• _Exercise goal_: Reproduce the listing below without any change.

• _Provided information_:
........

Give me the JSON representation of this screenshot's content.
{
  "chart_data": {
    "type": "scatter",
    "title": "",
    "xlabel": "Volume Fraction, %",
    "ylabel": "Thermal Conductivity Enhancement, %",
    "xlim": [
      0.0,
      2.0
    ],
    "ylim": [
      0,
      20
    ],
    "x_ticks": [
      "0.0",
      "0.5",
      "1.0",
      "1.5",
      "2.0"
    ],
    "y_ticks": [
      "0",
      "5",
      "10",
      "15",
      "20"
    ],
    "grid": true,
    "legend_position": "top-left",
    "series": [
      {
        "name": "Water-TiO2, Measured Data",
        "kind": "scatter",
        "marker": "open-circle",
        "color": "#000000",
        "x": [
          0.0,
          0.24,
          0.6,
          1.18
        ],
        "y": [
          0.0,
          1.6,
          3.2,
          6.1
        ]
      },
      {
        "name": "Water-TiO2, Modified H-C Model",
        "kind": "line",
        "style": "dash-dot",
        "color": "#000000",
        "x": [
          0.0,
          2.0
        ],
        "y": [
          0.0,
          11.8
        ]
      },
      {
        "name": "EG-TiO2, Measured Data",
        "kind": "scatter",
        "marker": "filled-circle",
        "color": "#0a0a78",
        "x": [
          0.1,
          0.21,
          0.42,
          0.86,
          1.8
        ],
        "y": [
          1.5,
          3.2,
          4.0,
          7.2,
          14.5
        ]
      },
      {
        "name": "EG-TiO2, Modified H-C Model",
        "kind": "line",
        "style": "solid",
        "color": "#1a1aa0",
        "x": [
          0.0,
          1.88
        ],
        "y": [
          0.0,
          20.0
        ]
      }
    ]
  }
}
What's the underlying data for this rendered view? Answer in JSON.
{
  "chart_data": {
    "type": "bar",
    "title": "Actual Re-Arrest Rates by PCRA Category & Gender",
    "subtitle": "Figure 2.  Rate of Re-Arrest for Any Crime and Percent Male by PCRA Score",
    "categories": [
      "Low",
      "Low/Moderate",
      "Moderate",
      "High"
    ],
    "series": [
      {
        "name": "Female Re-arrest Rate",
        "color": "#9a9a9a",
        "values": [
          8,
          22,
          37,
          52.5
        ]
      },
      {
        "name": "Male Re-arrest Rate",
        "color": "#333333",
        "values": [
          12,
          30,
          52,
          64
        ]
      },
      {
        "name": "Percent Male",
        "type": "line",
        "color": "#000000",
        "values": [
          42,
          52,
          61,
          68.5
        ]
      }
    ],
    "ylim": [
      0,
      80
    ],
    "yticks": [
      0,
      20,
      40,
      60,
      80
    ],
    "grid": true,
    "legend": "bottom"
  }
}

........

• _Result of this exercise_:
Give me the JSON representation of this screenshot's content.
{
  "chart_data": {
    "type": "scatter",
    "title": "",
    "xlabel": "Volume Fraction, %",
    "ylabel": "Thermal Conductivity Enhancement, %",
    "xlim": [
      0.0,
      2.0
    ],
    "ylim": [
      0,
      20
    ],
    "x_ticks": [
      "0.0",
      "0.5",
      "1.0",
      "1.5",
      "2.0"
    ],
    "y_ticks": [
      "0",
      "5",
      "10",
      "15",
      "20"
    ],
    "grid": true,
    "legend_position": "top-left",
    "series": [
      {
        "name": "Water-TiO2, Measured Data",
        "kind": "scatter",
        "marker": "open-circle",
        "color": "#000000",
        "x": [
          0.0,
          0.24,
          0.6,
          1.18
        ],
        "y": [
          0.0,
          1.6,
          3.2,
          6.1
        ]
      },
      {
        "name": "Water-TiO2, Modified H-C Model",
        "kind": "line",
        "style": "dash-dot",
        "color": "#000000",
        "x": [
          0.0,
          2.0
        ],
        "y": [
          0.0,
          11.8
        ]
      },
      {
        "name": "EG-TiO2, Measured Data",
        "kind": "scatter",
        "marker": "filled-circle",
        "color": "#0a0a78",
        "x": [
          0.1,
          0.21,
          0.42,
          0.86,
          1.8
        ],
        "y": [
          1.5,
          3.2,
          4.0,
          7.2,
          14.5
        ]
      },
      {
        "name": "EG-TiO2, Modified H-C Model",
        "kind": "line",
        "style": "solid",
        "color": "#1a1aa0",
        "x": [
          0.0,
          1.88
        ],
        "y": [
          0.0,
          20.0
        ]
      }
    ]
  }
}
What's the underlying data for this rendered view? Answer in JSON.
{
  "chart_data": {
    "type": "bar",
    "title": "Actual Re-Arrest Rates by PCRA Category & Gender",
    "subtitle": "Figure 2.  Rate of Re-Arrest for Any Crime and Percent Male by PCRA Score",
    "categories": [
      "Low",
      "Low/Moderate",
      "Moderate",
      "High"
    ],
    "series": [
      {
        "name": "Female Re-arrest Rate",
        "color": "#9a9a9a",
        "values": [
          8,
          22,
          37,
          52.5
        ]
      },
      {
        "name": "Male Re-arrest Rate",
        "color": "#333333",
        "values": [
          12,
          30,
          52,
          64
        ]
      },
      {
        "name": "Percent Male",
        "type": "line",
        "color": "#000000",
        "values": [
          42,
          52,
          61,
          68.5
        ]
      }
    ],
    "ylim": [
      0,
      80
    ],
    "yticks": [
      0,
      20,
      40,
      60,
      80
    ],
    "grid": true,
    "legend": "bottom"
  }
}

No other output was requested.